About this exercise: Carry on the passage below about collecting, storing and analyzing system metrics, picking up right after its last sentence.

Given text:

○ ○ ○ ○

Trend Analysis: Is CPU usage growing over weeks? Are error rates increasing? Trends support capacity planning and early problem detection.

Anomaly Detection: Sudden changes in metrics indicate problems. Request rate dropping to zero suggests outages; error rates spiking indicate failures.

Seasonal Patterns: Many metrics have daily or weekly cycles. Understanding patterns helps distinguishing normal variation from problems.

Correlation: Comparing time series reveals relationships—error rates rising when latency increases, or throughput dropping when database connections saturate.

Metric Collection

Push-Based: Applications send metrics to collectors. This works for short-lived processes and firewalled environments but requires apps to know collector addresses.

Pull-Based: Collectors scrape metrics from application endpoints. Prometheus exemplifies pull-based collection. Apps expose metrics at HTTP endpoints (like /metrics), and collectors periodically scrape them.

Service Mesh: Sidecar proxies automatically collect metrics for all traffic, enabling metrics without application code changes. Istio and Linkerd provide automatic metrics for microservices.

Storage and Querying

Time-Series Databases optimize for time-stamped data: Prometheus, InfluxDB, TimescaleDB. They provide efficient storage and powerful queries over time ranges.

○ ○ ○ ○

Exercise data:

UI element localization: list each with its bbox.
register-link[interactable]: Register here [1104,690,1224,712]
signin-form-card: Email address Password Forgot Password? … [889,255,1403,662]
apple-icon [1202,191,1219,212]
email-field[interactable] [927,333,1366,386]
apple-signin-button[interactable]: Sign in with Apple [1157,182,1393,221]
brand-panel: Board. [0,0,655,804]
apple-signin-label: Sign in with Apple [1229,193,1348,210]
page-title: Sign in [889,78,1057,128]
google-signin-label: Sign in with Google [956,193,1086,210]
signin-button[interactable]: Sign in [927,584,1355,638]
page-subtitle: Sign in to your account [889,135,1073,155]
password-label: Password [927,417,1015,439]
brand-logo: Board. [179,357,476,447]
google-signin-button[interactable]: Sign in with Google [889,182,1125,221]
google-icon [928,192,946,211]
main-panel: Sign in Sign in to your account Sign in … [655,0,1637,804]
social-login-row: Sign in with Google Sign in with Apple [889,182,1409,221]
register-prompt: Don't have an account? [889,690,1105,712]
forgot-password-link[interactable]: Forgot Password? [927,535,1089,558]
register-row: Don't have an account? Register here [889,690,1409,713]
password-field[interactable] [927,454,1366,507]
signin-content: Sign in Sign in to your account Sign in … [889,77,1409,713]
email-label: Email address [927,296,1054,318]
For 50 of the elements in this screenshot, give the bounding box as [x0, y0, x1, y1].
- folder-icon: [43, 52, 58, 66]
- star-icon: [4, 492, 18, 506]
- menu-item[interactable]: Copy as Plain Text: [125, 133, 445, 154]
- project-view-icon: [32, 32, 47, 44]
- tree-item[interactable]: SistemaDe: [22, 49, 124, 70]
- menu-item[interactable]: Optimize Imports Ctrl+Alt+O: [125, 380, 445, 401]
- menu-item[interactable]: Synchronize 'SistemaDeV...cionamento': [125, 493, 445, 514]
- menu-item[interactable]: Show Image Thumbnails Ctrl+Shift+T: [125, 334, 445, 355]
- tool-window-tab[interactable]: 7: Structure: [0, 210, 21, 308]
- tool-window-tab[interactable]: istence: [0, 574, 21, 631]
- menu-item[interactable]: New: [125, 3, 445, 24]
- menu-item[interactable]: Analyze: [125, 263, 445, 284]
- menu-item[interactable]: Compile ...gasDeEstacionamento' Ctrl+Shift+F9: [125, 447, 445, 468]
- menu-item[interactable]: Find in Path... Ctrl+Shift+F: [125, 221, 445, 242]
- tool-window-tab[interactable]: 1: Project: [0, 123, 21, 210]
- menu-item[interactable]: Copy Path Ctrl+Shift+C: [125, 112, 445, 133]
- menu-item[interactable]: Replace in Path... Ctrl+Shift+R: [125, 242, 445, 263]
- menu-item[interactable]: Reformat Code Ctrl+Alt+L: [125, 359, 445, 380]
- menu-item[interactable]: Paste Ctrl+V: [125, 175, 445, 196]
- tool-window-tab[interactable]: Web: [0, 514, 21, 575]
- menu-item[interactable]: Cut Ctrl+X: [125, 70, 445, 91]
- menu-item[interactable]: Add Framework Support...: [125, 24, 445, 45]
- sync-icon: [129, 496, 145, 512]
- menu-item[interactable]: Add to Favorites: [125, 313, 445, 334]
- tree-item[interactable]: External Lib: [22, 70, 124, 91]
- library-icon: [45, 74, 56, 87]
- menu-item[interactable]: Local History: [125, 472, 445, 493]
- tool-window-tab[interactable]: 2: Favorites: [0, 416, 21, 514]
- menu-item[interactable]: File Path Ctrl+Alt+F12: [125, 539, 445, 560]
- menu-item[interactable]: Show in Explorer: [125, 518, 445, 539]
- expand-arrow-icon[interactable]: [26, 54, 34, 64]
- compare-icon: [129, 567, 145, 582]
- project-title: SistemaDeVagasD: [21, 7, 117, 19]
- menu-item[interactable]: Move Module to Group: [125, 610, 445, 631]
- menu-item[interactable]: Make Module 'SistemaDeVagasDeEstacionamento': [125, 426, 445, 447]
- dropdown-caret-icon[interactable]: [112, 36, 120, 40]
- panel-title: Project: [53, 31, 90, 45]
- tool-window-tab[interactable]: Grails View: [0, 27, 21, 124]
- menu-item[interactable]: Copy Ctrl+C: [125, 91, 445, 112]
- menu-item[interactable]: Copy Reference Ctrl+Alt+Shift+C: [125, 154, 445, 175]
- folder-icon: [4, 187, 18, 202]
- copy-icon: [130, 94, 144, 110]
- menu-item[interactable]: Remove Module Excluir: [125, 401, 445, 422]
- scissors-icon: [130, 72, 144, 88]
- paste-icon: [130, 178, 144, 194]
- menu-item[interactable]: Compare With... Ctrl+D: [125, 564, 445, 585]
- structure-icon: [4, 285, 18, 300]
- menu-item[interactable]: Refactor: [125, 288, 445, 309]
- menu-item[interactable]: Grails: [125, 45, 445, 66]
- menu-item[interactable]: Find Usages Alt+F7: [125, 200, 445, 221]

○ ○ ○ ○

Written answer:
Retention: Balance storage costs with analysis needs. Keep high-resolution data (second/minute granularity) for days or weeks, lower-resolution aggregates (hourly) for months, daily aggregates for years.

Querying Languages: PromQL (Prometheus), InfluxQL (InfluxDB), or SQL (TimescaleDB) enable complex queries: aggregations, rate calculations, combining multiple metrics, and forecasting.

Visualization

Dashboards display metrics graphically: line graphs for time series, gauges for current values, heatmaps for distributions. Well-designed dashboards provide at-a-glance system understanding.

Real-Time Updates: Live dashboards with auto-refresh show current system state, essential during incidents or deployments.

Historical Views: Zoom out to hours, days, weeks for trend analysis and capacity planning.

Alerting

Threshold-Based: Alert when metrics cross thresholds—CPU exceeds 90%, error rate above 5%, latency P99 over 1 second.

Rate-of-Change: Alert on sudden changes—error rate doubling in 5 minutes, traffic dropping 50% suddenly.

Anomaly Detection: Use statistical methods or machine learning to detect unusual patterns that wouldn’t trigger simple thresholds.

Best Practices

Start with the four golden signals: latency, traffic, errors, saturation. These cover most critical aspects.

Name metrics consistently with clear conventions. Use prefixes like http_, db_, cache_ to group related metrics.

Add useful labels but avoid high cardinality. Service names, environments, regions are good labels. User IDs, request IDs are bad labels.

Measure what matters to users. Metrics about internal behavior only matter if they affect user experience.

Use histograms for latency, not averages. Averages hide outliers that affect user experience.

Set appropriate collection intervals. High-frequency collection (every few seconds) provides granular data but increases overhead and storage. Balance resolution with practical needs.

Document metrics. Teams should understand what metrics measure, their units, and how to interpret them.

Test metric collection. Verify metrics appear in collection systems, queries work correctly, and dashboards update properly.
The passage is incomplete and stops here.